Stored records

_ _ _ _ _ _ _

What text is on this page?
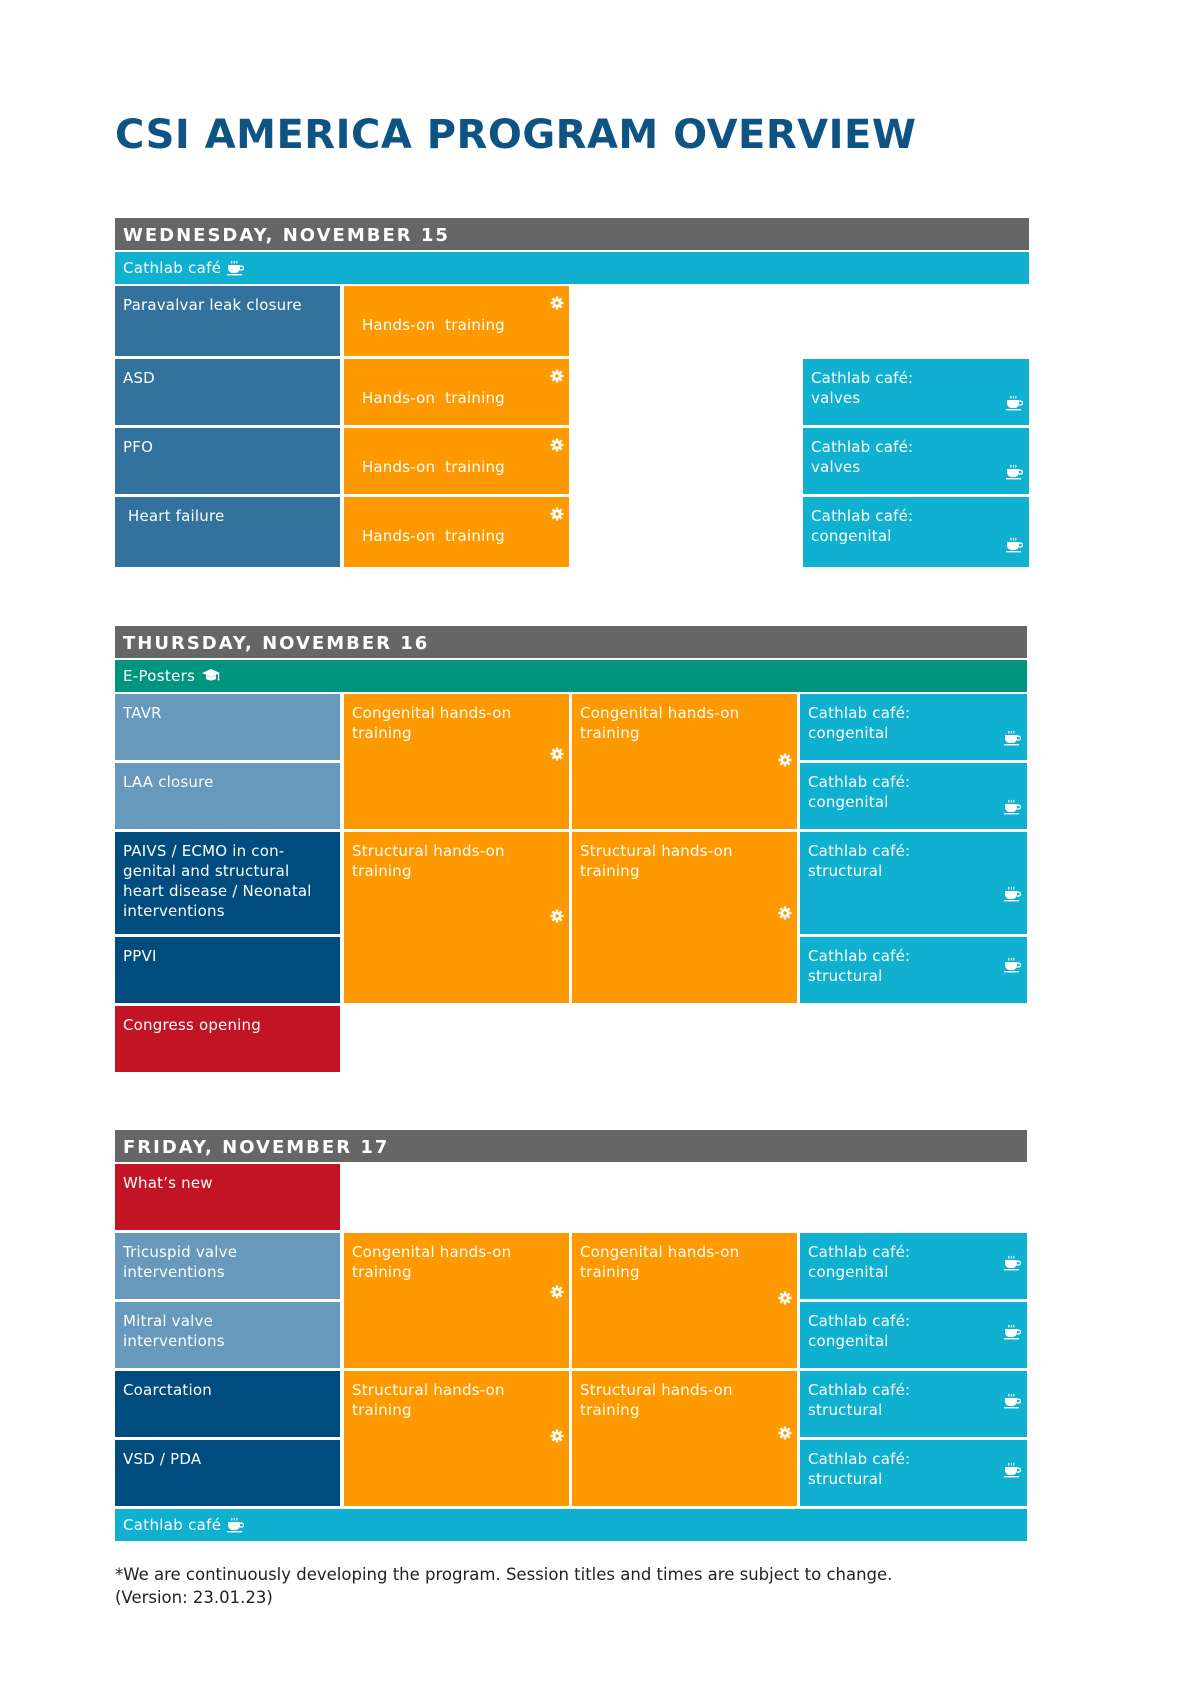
CSI AMERICA PROGRAM OVERVIEW
WEDNESDAY, NOVEMBER 15
Cathlab café
Paravalvar leak closure
ASD
PFO
Heart failure

Hands-on  training

Hands-on  training

Hands-on  training

Hands-on  training

Cathlab café:
valves
Cathlab café:
valves
Cathlab café:
congenital
THURSDAY, NOVEMBER 16
E-Posters
TAVR
LAA closure
PAIVS / ECMO in con-
genital and structural
heart disease / Neonatal
interventions
PPVI
Congress opening
Congenital hands-on
training
Congenital hands-on
training
Structural hands-on
training
Structural hands-on
training
Cathlab café:
congenital
Cathlab café:
congenital
Cathlab café:
structural
Cathlab café:
structural
FRIDAY, NOVEMBER 17
What’s new
Tricuspid valve
interventions
Mitral valve
interventions
Coarctation
VSD / PDA
Congenital hands-on
training
Congenital hands-on
training
Structural hands-on
training
Structural hands-on
training
Cathlab café:
congenital
Cathlab café:
congenital
Cathlab café:
structural
Cathlab café:
structural
Cathlab café
*We are continuously developing the program. Session titles and times are subject to change.
(Version: 23.01.23)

_ _ _ _ _ _ _

→ Required work
Will you set down the records word for word while leaving out every picture?

→ Complete response
What text is on this page?
CSI AMERICA PROGRAM OVERVIEW
WEDNESDAY, NOVEMBER 15
Cathlab café
Paravalvar leak closure
ASD
PFO
Heart failure

Hands-on  training

Hands-on  training

Hands-on  training

Hands-on  training

Cathlab café:
valves
Cathlab café:
valves
Cathlab café:
congenital
THURSDAY, NOVEMBER 16
E-Posters
TAVR
LAA closure
PAIVS / ECMO in con-
genital and structural
heart disease / Neonatal
interventions
PPVI
Congress opening
Congenital hands-on
training
Congenital hands-on
training
Structural hands-on
training
Structural hands-on
training
Cathlab café:
congenital
Cathlab café:
congenital
Cathlab café:
structural
Cathlab café:
structural
FRIDAY, NOVEMBER 17
What’s new
Tricuspid valve
interventions
Mitral valve
interventions
Coarctation
VSD / PDA
Congenital hands-on
training
Congenital hands-on
training
Structural hands-on
training
Structural hands-on
training
Cathlab café:
congenital
Cathlab café:
congenital
Cathlab café:
structural
Cathlab café:
structural
Cathlab café
*We are continuously developing the program. Session titles and times are subject to change.
(Version: 23.01.23)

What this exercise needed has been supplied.